| Problem details |
Pull every line holding the string "甲方应于本协议书生效之日起" from the records below.

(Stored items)
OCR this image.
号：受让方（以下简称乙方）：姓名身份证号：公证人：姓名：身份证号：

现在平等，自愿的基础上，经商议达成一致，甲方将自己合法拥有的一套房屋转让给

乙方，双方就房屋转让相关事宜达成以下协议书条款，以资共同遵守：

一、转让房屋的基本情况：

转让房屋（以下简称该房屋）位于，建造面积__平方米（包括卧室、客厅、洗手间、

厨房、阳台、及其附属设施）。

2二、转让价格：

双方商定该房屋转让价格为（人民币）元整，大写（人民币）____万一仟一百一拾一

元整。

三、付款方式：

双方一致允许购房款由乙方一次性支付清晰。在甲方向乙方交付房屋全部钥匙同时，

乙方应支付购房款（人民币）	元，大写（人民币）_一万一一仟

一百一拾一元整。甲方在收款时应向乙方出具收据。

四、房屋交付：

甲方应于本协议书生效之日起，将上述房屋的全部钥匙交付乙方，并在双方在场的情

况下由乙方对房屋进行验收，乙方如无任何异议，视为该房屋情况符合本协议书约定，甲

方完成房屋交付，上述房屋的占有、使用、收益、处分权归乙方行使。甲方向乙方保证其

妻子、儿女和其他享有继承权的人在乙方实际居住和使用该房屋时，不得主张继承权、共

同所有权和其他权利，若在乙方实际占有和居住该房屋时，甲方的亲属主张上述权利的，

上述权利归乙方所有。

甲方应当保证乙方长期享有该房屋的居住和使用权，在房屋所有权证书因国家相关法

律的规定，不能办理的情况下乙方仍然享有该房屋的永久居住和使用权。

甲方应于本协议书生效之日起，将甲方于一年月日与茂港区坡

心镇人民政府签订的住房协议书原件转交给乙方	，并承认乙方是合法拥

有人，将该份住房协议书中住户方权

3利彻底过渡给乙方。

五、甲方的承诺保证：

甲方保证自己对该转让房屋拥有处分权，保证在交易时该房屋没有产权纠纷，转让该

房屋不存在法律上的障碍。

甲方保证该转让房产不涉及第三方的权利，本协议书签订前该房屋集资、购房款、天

==

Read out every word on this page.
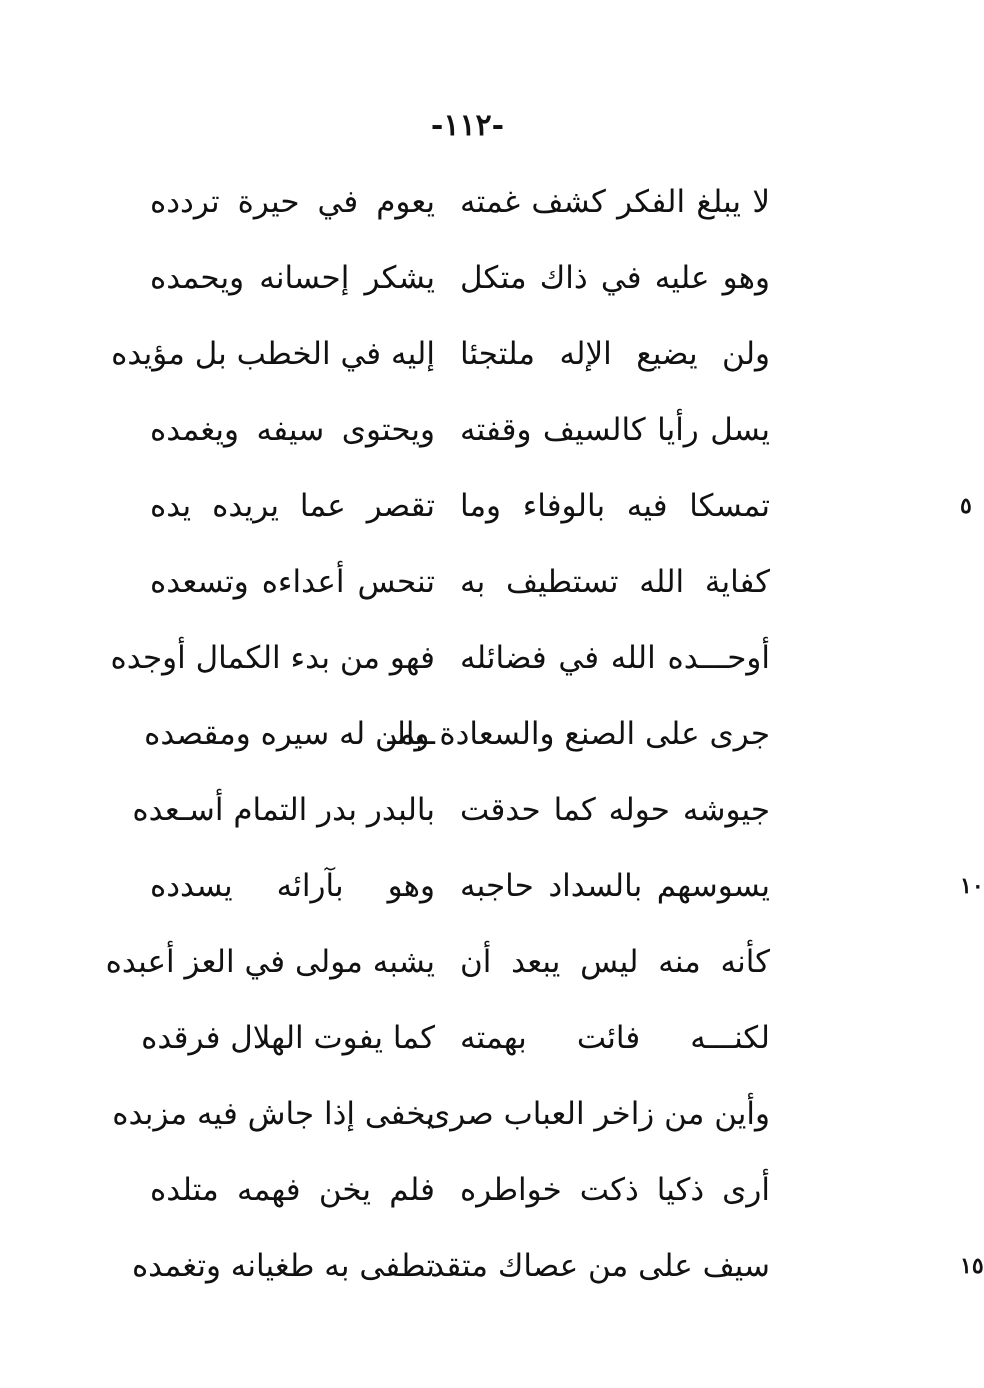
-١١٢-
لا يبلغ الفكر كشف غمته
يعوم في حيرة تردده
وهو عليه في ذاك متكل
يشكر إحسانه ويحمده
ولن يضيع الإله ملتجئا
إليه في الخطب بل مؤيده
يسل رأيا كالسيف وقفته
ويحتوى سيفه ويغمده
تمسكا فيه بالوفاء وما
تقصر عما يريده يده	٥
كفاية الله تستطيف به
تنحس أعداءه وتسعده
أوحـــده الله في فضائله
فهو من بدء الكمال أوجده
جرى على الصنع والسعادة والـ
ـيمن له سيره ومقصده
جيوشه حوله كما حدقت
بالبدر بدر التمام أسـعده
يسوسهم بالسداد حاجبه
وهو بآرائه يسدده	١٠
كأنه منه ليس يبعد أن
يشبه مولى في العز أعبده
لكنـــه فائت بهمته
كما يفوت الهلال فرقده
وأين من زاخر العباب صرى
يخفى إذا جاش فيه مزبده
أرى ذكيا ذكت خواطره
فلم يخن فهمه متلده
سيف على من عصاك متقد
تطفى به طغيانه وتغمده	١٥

---

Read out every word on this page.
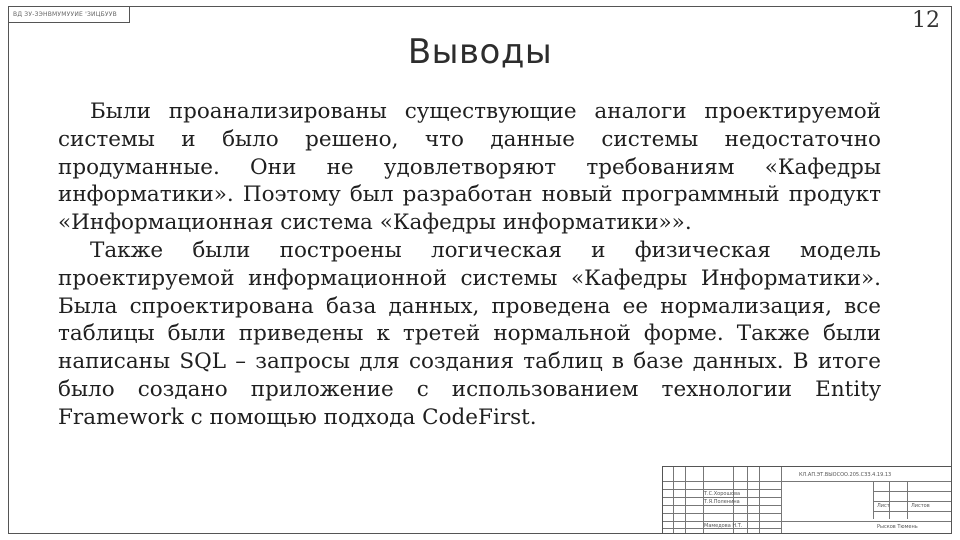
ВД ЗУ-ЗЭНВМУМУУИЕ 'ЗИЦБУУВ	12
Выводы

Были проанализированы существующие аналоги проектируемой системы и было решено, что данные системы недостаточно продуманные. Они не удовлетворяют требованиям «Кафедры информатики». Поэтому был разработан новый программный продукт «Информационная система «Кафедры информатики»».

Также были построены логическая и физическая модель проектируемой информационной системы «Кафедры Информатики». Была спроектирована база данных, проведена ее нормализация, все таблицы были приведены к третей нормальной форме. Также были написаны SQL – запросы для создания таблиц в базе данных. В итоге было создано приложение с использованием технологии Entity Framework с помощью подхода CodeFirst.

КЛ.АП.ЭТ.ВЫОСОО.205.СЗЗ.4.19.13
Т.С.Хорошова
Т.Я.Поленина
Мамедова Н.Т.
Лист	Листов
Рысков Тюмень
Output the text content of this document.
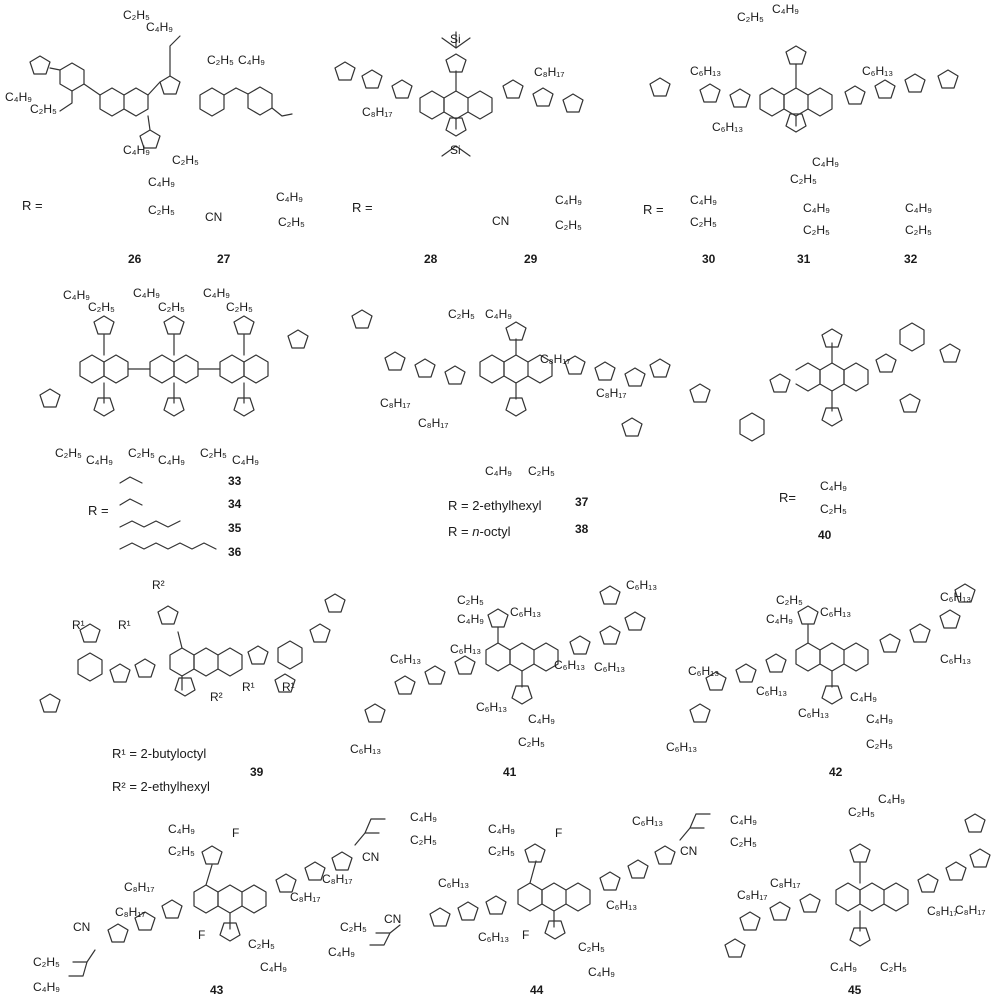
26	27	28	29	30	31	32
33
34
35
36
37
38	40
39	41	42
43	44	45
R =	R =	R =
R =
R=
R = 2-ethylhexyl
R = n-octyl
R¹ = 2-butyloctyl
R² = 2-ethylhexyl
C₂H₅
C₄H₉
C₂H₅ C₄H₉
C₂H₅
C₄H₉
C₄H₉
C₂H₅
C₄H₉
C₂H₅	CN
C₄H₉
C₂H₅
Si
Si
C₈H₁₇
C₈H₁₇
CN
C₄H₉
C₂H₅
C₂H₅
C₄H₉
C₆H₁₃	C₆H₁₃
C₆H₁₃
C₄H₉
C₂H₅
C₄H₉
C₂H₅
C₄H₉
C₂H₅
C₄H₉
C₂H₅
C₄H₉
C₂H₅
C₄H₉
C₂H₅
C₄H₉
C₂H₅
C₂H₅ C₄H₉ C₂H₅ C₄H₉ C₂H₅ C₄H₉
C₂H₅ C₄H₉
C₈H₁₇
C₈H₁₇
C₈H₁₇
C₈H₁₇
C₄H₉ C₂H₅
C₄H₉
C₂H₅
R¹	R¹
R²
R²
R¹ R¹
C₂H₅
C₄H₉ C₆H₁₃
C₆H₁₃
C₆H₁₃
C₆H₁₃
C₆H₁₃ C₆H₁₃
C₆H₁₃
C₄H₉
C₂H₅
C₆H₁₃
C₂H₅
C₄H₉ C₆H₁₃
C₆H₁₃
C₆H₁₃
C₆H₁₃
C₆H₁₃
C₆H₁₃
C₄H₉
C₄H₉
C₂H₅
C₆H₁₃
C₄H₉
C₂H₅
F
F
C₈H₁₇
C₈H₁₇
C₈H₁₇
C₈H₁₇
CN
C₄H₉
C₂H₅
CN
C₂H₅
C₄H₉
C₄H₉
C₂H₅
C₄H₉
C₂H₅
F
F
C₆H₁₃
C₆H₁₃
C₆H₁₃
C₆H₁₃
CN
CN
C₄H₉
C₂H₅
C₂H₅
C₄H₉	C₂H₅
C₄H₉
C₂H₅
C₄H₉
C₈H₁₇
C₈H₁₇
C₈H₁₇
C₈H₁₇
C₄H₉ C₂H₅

| Output for this task |
甲方应于本协议书生效之日起，将上述房屋的全部钥匙交付乙方，并在双方在场的情
甲方应于本协议书生效之日起，将甲方于一年月日与茂港区坡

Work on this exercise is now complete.